▸ **Task objective**:
Retype the data below without altering anything.

(Dataset entries)
== == ==

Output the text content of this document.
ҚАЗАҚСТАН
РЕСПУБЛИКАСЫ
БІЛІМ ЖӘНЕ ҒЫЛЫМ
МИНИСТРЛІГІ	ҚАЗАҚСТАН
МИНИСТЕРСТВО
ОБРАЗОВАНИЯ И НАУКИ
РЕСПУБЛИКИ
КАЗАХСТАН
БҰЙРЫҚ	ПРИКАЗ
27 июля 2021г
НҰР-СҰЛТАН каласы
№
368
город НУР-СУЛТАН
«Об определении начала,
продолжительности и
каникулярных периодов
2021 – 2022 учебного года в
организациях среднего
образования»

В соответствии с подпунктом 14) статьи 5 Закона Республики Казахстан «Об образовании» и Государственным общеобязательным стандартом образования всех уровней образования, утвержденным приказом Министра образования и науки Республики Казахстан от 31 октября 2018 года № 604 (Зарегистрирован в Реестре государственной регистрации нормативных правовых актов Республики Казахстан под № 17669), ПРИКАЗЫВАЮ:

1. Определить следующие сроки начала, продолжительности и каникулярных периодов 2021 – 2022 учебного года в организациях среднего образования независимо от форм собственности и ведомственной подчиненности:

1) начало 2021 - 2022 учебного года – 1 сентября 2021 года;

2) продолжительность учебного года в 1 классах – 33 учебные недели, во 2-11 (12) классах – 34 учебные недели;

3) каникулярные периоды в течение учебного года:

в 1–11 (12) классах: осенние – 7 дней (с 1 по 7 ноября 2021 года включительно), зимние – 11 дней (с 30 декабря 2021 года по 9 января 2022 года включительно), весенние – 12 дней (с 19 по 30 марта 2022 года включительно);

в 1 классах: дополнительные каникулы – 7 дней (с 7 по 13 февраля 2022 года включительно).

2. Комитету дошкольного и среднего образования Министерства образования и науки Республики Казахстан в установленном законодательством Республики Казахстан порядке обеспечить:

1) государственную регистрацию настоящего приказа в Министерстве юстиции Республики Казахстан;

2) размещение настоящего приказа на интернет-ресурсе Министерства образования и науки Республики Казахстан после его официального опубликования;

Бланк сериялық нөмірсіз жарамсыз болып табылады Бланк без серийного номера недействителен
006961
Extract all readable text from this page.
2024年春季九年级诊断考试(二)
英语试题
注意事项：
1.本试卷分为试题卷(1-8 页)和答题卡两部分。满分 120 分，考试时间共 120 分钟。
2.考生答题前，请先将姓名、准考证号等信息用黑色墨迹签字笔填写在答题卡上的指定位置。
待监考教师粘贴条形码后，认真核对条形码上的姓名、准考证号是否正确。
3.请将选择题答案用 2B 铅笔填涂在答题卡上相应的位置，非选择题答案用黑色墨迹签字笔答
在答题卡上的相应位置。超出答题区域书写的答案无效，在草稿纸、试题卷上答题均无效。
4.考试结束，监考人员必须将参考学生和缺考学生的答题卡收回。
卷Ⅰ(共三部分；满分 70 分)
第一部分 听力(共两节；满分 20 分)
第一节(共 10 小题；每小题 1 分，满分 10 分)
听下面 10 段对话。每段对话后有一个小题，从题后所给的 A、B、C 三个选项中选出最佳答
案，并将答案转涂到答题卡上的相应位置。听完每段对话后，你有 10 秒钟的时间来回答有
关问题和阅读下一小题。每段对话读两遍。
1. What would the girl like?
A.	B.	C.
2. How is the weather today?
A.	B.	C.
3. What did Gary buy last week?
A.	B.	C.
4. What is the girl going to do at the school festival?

== == ==

▸ **Written reply**:
Output the text content of this document.
ҚАЗАҚСТАН
РЕСПУБЛИКАСЫ
БІЛІМ ЖӘНЕ ҒЫЛЫМ
МИНИСТРЛІГІ	ҚАЗАҚСТАН
МИНИСТЕРСТВО
ОБРАЗОВАНИЯ И НАУКИ
РЕСПУБЛИКИ
КАЗАХСТАН
БҰЙРЫҚ	ПРИКАЗ
27 июля 2021г
НҰР-СҰЛТАН каласы
№
368
город НУР-СУЛТАН
«Об определении начала,
продолжительности и
каникулярных периодов
2021 – 2022 учебного года в
организациях среднего
образования»

В соответствии с подпунктом 14) статьи 5 Закона Республики Казахстан «Об образовании» и Государственным общеобязательным стандартом образования всех уровней образования, утвержденным приказом Министра образования и науки Республики Казахстан от 31 октября 2018 года № 604 (Зарегистрирован в Реестре государственной регистрации нормативных правовых актов Республики Казахстан под № 17669), ПРИКАЗЫВАЮ:

1. Определить следующие сроки начала, продолжительности и каникулярных периодов 2021 – 2022 учебного года в организациях среднего образования независимо от форм собственности и ведомственной подчиненности:

1) начало 2021 - 2022 учебного года – 1 сентября 2021 года;

2) продолжительность учебного года в 1 классах – 33 учебные недели, во 2-11 (12) классах – 34 учебные недели;

3) каникулярные периоды в течение учебного года:

в 1–11 (12) классах: осенние – 7 дней (с 1 по 7 ноября 2021 года включительно), зимние – 11 дней (с 30 декабря 2021 года по 9 января 2022 года включительно), весенние – 12 дней (с 19 по 30 марта 2022 года включительно);

в 1 классах: дополнительные каникулы – 7 дней (с 7 по 13 февраля 2022 года включительно).

2. Комитету дошкольного и среднего образования Министерства образования и науки Республики Казахстан в установленном законодательством Республики Казахстан порядке обеспечить:

1) государственную регистрацию настоящего приказа в Министерстве юстиции Республики Казахстан;

2) размещение настоящего приказа на интернет-ресурсе Министерства образования и науки Республики Казахстан после его официального опубликования;

Бланк сериялық нөмірсіз жарамсыз болып табылады Бланк без серийного номера недействителен
006961
Extract all readable text from this page.
2024年春季九年级诊断考试(二)
英语试题
注意事项：
1.本试卷分为试题卷(1-8 页)和答题卡两部分。满分 120 分，考试时间共 120 分钟。
2.考生答题前，请先将姓名、准考证号等信息用黑色墨迹签字笔填写在答题卡上的指定位置。
待监考教师粘贴条形码后，认真核对条形码上的姓名、准考证号是否正确。
3.请将选择题答案用 2B 铅笔填涂在答题卡上相应的位置，非选择题答案用黑色墨迹签字笔答
在答题卡上的相应位置。超出答题区域书写的答案无效，在草稿纸、试题卷上答题均无效。
4.考试结束，监考人员必须将参考学生和缺考学生的答题卡收回。
卷Ⅰ(共三部分；满分 70 分)
第一部分 听力(共两节；满分 20 分)
第一节(共 10 小题；每小题 1 分，满分 10 分)
听下面 10 段对话。每段对话后有一个小题，从题后所给的 A、B、C 三个选项中选出最佳答
案，并将答案转涂到答题卡上的相应位置。听完每段对话后，你有 10 秒钟的时间来回答有
关问题和阅读下一小题。每段对话读两遍。
1. What would the girl like?
A.	B.	C.
2. How is the weather today?
A.	B.	C.
3. What did Gary buy last week?
A.	B.	C.
4. What is the girl going to do at the school festival?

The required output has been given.